* start Material to process *
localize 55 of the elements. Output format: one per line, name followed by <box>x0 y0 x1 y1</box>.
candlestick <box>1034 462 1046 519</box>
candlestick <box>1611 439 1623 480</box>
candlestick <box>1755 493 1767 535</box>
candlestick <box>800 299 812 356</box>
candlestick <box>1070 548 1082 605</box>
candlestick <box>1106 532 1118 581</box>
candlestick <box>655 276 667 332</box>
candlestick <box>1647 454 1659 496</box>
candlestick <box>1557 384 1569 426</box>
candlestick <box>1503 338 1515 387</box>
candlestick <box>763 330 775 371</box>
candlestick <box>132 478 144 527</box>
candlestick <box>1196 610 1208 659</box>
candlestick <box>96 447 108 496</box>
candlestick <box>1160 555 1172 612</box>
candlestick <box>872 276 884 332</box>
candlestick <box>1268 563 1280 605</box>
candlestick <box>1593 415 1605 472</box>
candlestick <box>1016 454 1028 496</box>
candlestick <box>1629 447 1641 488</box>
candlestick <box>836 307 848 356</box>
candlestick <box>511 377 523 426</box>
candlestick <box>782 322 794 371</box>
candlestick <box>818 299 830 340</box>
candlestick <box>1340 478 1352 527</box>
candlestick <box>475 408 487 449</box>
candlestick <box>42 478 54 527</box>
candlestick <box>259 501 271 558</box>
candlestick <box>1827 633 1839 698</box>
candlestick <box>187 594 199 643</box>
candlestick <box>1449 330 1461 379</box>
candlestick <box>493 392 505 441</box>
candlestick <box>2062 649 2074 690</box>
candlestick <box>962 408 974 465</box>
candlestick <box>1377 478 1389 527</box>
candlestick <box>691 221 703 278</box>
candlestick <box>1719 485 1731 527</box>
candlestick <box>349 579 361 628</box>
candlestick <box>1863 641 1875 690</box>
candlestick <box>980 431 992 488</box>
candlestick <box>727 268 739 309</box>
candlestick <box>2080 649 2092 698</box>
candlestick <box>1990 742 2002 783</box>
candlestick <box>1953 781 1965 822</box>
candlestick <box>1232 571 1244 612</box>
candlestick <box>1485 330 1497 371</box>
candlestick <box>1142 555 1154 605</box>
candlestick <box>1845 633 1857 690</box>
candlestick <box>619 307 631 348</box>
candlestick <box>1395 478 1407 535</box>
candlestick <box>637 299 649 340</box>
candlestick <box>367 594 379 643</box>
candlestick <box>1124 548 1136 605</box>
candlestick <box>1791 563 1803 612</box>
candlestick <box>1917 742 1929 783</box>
* end Material to process *
# Task description
Format every line of the listing above as a JSON array of strings, one string per line, omitting blank lines.

# Exercise output
[
  "localize 55 of the elements. Output format: one per line, name followed by <box>x0 y0 x1 y1</box>.",
  "candlestick <box>1034 462 1046 519</box>",
  "candlestick <box>1611 439 1623 480</box>",
  "candlestick <box>1755 493 1767 535</box>",
  "candlestick <box>800 299 812 356</box>",
  "candlestick <box>1070 548 1082 605</box>",
  "candlestick <box>1106 532 1118 581</box>",
  "candlestick <box>655 276 667 332</box>",
  "candlestick <box>1647 454 1659 496</box>",
  "candlestick <box>1557 384 1569 426</box>",
  "candlestick <box>1503 338 1515 387</box>",
  "candlestick <box>763 330 775 371</box>",
  "candlestick <box>132 478 144 527</box>",
  "candlestick <box>1196 610 1208 659</box>",
  "candlestick <box>96 447 108 496</box>",
  "candlestick <box>1160 555 1172 612</box>",
  "candlestick <box>872 276 884 332</box>",
  "candlestick <box>1268 563 1280 605</box>",
  "candlestick <box>1593 415 1605 472</box>",
  "candlestick <box>1016 454 1028 496</box>",
  "candlestick <box>1629 447 1641 488</box>",
  "candlestick <box>836 307 848 356</box>",
  "candlestick <box>511 377 523 426</box>",
  "candlestick <box>782 322 794 371</box>",
  "candlestick <box>818 299 830 340</box>",
  "candlestick <box>1340 478 1352 527</box>",
  "candlestick <box>475 408 487 449</box>",
  "candlestick <box>42 478 54 527</box>",
  "candlestick <box>259 501 271 558</box>",
  "candlestick <box>1827 633 1839 698</box>",
  "candlestick <box>187 594 199 643</box>",
  "candlestick <box>1449 330 1461 379</box>",
  "candlestick <box>493 392 505 441</box>",
  "candlestick <box>2062 649 2074 690</box>",
  "candlestick <box>962 408 974 465</box>",
  "candlestick <box>1377 478 1389 527</box>",
  "candlestick <box>691 221 703 278</box>",
  "candlestick <box>1719 485 1731 527</box>",
  "candlestick <box>349 579 361 628</box>",
  "candlestick <box>1863 641 1875 690</box>",
  "candlestick <box>980 431 992 488</box>",
  "candlestick <box>727 268 739 309</box>",
  "candlestick <box>2080 649 2092 698</box>",
  "candlestick <box>1990 742 2002 783</box>",
  "candlestick <box>1953 781 1965 822</box>",
  "candlestick <box>1232 571 1244 612</box>",
  "candlestick <box>1485 330 1497 371</box>",
  "candlestick <box>1142 555 1154 605</box>",
  "candlestick <box>1845 633 1857 690</box>",
  "candlestick <box>619 307 631 348</box>",
  "candlestick <box>1395 478 1407 535</box>",
  "candlestick <box>637 299 649 340</box>",
  "candlestick <box>367 594 379 643</box>",
  "candlestick <box>1124 548 1136 605</box>",
  "candlestick <box>1791 563 1803 612</box>",
  "candlestick <box>1917 742 1929 783</box>"
]